> **Problem description**
Tell how many lines in these records contain the string "Ціна", with only the number as the reply.

## Start

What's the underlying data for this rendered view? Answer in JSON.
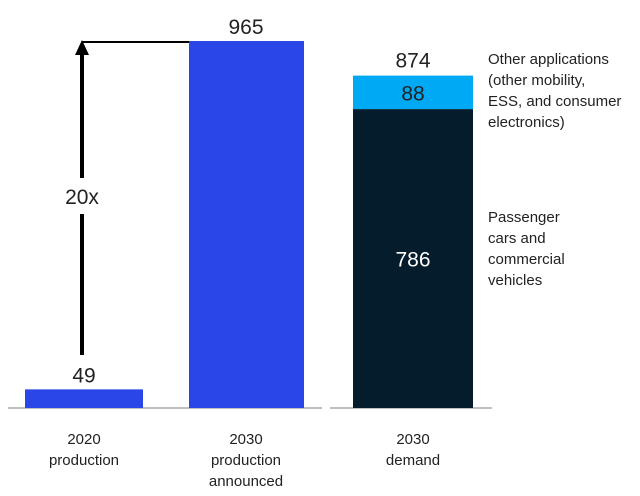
{
  "chart_data": {
    "type": "bar",
    "categories": [
      "2020 production",
      "2030 production announced",
      "2030 demand"
    ],
    "category_label_lines": [
      [
        "2020",
        "production"
      ],
      [
        "2030",
        "production",
        "announced"
      ],
      [
        "2030",
        "demand"
      ]
    ],
    "bars": [
      {
        "category": "2020 production",
        "segments": [
          {
            "value": 49,
            "color": "#2b46e6"
          }
        ],
        "total": 49
      },
      {
        "category": "2030 production announced",
        "segments": [
          {
            "value": 965,
            "color": "#2b46e6"
          }
        ],
        "total": 965
      },
      {
        "category": "2030 demand",
        "segments": [
          {
            "value": 786,
            "color": "#051c2c",
            "label": "Passenger cars and commercial vehicles"
          },
          {
            "value": 88,
            "color": "#00a9f4",
            "label": "Other applications (other mobility, ESS, and consumer electronics)"
          }
        ],
        "total": 874
      }
    ],
    "segment_labels": {
      "other": [
        "Other applications",
        "(other mobility,",
        "ESS, and consumer",
        "electronics)"
      ],
      "passenger": [
        "Passenger",
        "cars and",
        "commercial",
        "vehicles"
      ]
    },
    "growth_annotation": "20x",
    "ylim": [
      0,
      965
    ],
    "grid": false,
    "colors": {
      "production": "#2b46e6",
      "demand_main": "#051c2c",
      "demand_other": "#00a9f4",
      "axis": "#808080",
      "text": "#222222",
      "arrow": "#000000"
    }
  }
}
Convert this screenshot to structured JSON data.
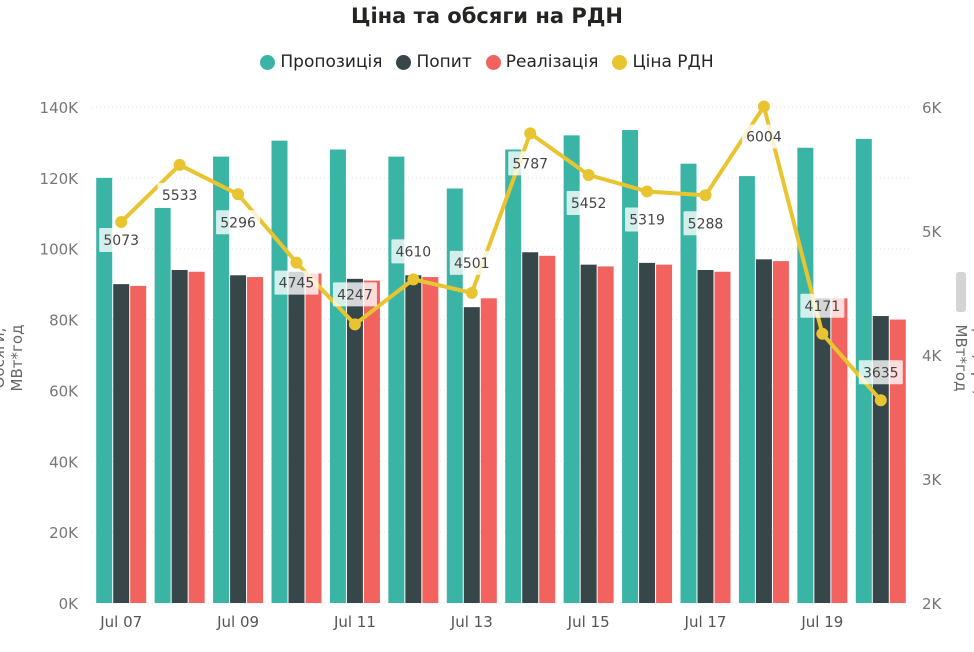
{
  "chart_data": {
    "type": "bar",
    "title": "Ціна та обсяги на РДН",
    "categories": [
      "Jul 07",
      "Jul 08",
      "Jul 09",
      "Jul 10",
      "Jul 11",
      "Jul 12",
      "Jul 13",
      "Jul 14",
      "Jul 15",
      "Jul 16",
      "Jul 17",
      "Jul 18",
      "Jul 19",
      "Jul 20"
    ],
    "x_tick_labels": [
      "Jul 07",
      "Jul 09",
      "Jul 11",
      "Jul 13",
      "Jul 15",
      "Jul 17",
      "Jul 19"
    ],
    "series": [
      {
        "name": "Пропозиція",
        "axis": "left",
        "color": "#3AB5A5",
        "values": [
          120000,
          111500,
          126000,
          130500,
          128000,
          126000,
          117000,
          128000,
          132000,
          133500,
          124000,
          120500,
          128500,
          131000
        ]
      },
      {
        "name": "Попит",
        "axis": "left",
        "color": "#374649",
        "values": [
          90000,
          94000,
          92500,
          93500,
          91500,
          92500,
          83500,
          99000,
          95500,
          96000,
          94000,
          97000,
          86000,
          81000
        ]
      },
      {
        "name": "Реалізація",
        "axis": "left",
        "color": "#F2635F",
        "values": [
          89500,
          93500,
          92000,
          93000,
          91000,
          92000,
          86000,
          98000,
          95000,
          95500,
          93500,
          96500,
          86000,
          80000
        ]
      },
      {
        "name": "Ціна РДН",
        "axis": "right",
        "type": "line",
        "color": "#E8C530",
        "values": [
          5073,
          5533,
          5296,
          4745,
          4247,
          4610,
          4501,
          5787,
          5452,
          5319,
          5288,
          6004,
          4171,
          3635
        ]
      }
    ],
    "ylabel": "Обсяги, МВт*год",
    "y2label": "Ціна, грн/МВт*год",
    "ylim": [
      0,
      140000
    ],
    "y2lim": [
      2000,
      6000
    ],
    "y_ticks": [
      "0K",
      "20K",
      "40K",
      "60K",
      "80K",
      "100K",
      "120K",
      "140K"
    ],
    "y2_ticks": [
      "2K",
      "3K",
      "4K",
      "5K",
      "6K"
    ],
    "grid": true,
    "legend_position": "top-center"
  }
}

## End

> **Task output**
3